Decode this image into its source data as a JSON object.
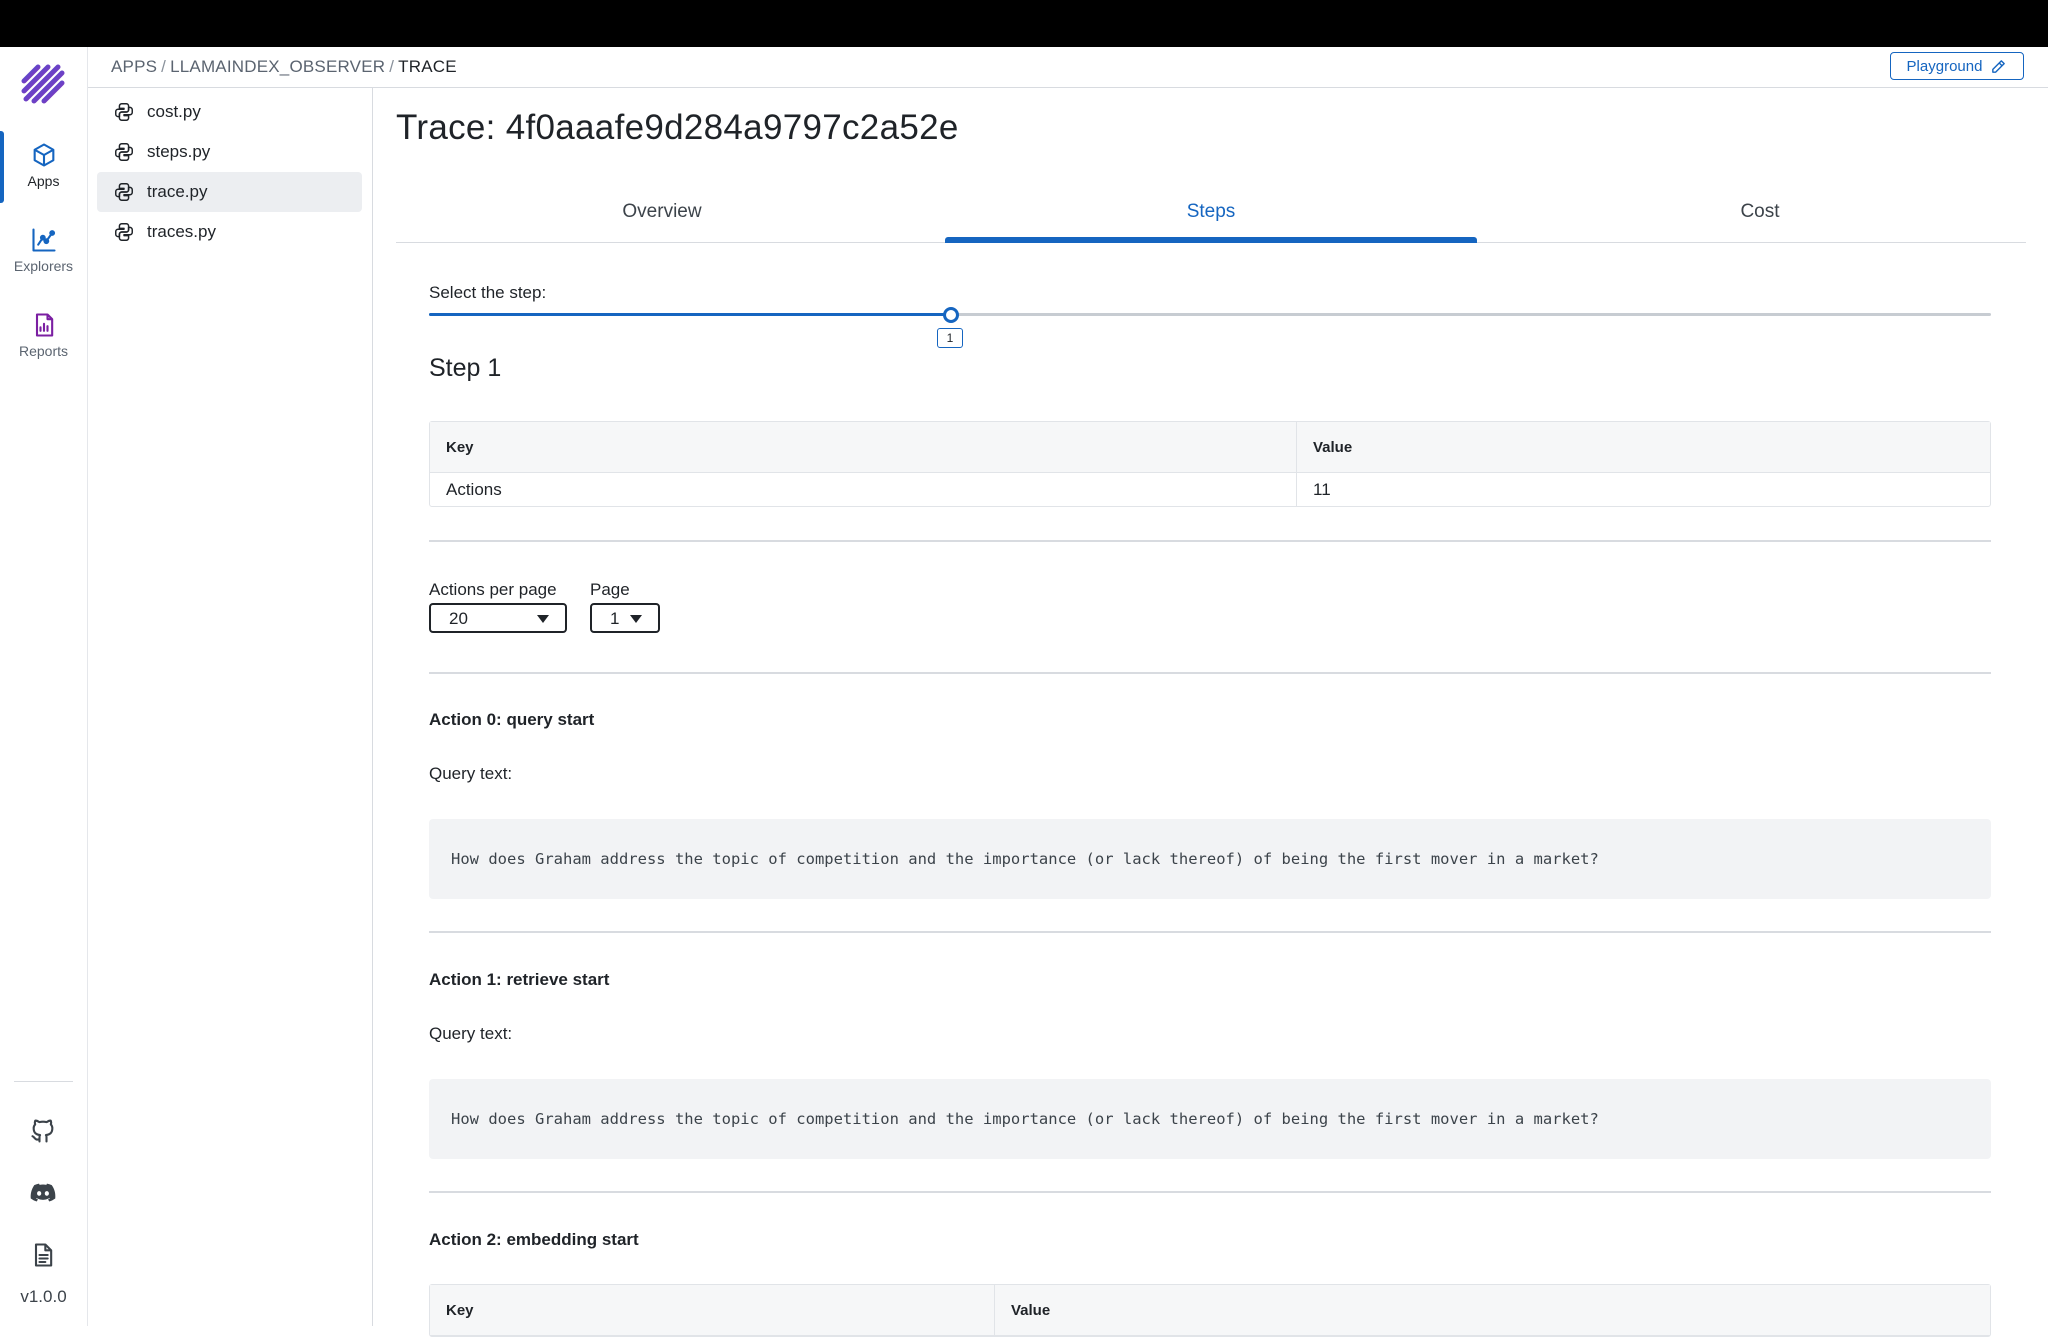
{
  "rail": {
    "items": [
      {
        "label": "Apps",
        "icon": "cube-icon"
      },
      {
        "label": "Explorers",
        "icon": "chart-line-icon"
      },
      {
        "label": "Reports",
        "icon": "report-icon"
      }
    ],
    "version": "v1.0.0"
  },
  "header": {
    "breadcrumb": [
      "APPS",
      "LLAMAINDEX_OBSERVER",
      "TRACE"
    ],
    "playground_label": "Playground"
  },
  "files": [
    {
      "name": "cost.py",
      "active": false
    },
    {
      "name": "steps.py",
      "active": false
    },
    {
      "name": "trace.py",
      "active": true
    },
    {
      "name": "traces.py",
      "active": false
    }
  ],
  "main": {
    "title": "Trace: 4f0aaafe9d284a9797c2a52e",
    "tabs": [
      {
        "label": "Overview",
        "active": false
      },
      {
        "label": "Steps",
        "active": true
      },
      {
        "label": "Cost",
        "active": false
      }
    ],
    "step_selector": {
      "label": "Select the step:",
      "value": "1",
      "fraction": 0.3345
    },
    "step_heading": "Step 1",
    "step_table": {
      "headers": [
        "Key",
        "Value"
      ],
      "rows": [
        [
          "Actions",
          "11"
        ]
      ]
    },
    "pagination": {
      "per_page_label": "Actions per page",
      "per_page_value": "20",
      "page_label": "Page",
      "page_value": "1"
    },
    "actions": [
      {
        "title": "Action 0: query start",
        "query_label": "Query text:",
        "query_text": "How does Graham address the topic of competition and the importance (or lack thereof) of being the first mover in a market?"
      },
      {
        "title": "Action 1: retrieve start",
        "query_label": "Query text:",
        "query_text": "How does Graham address the topic of competition and the importance (or lack thereof) of being the first mover in a market?"
      },
      {
        "title": "Action 2: embedding start",
        "table_headers": [
          "Key",
          "Value"
        ]
      }
    ]
  },
  "colors": {
    "accent": "#1565c0",
    "topbar": "#000000"
  }
}
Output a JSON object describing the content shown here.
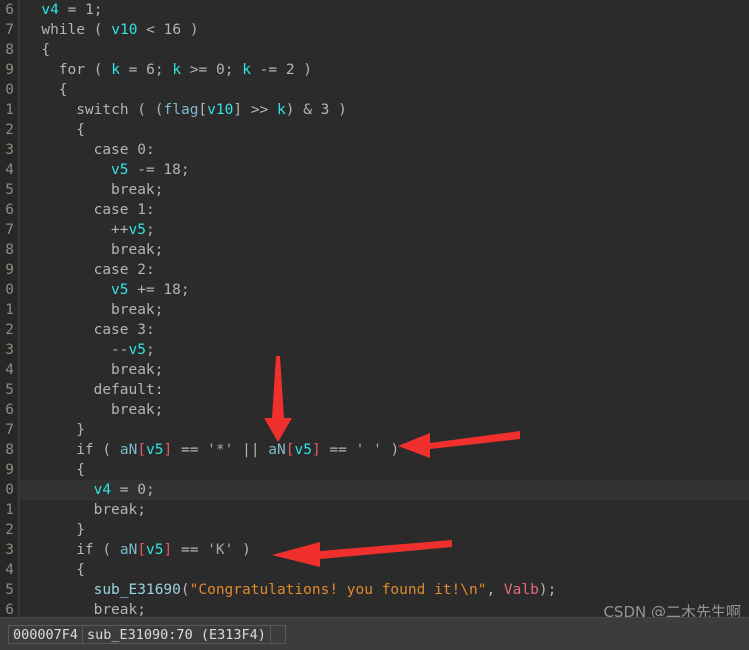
--
> **YOUR INSTRUCTIONS**:
Go through the listing above and pull out each line containing the word "object".

> **WRITTEN RESPONSE**:
Decode this image into its source data as a JSON object.
Output a JSON object describing the content shown here.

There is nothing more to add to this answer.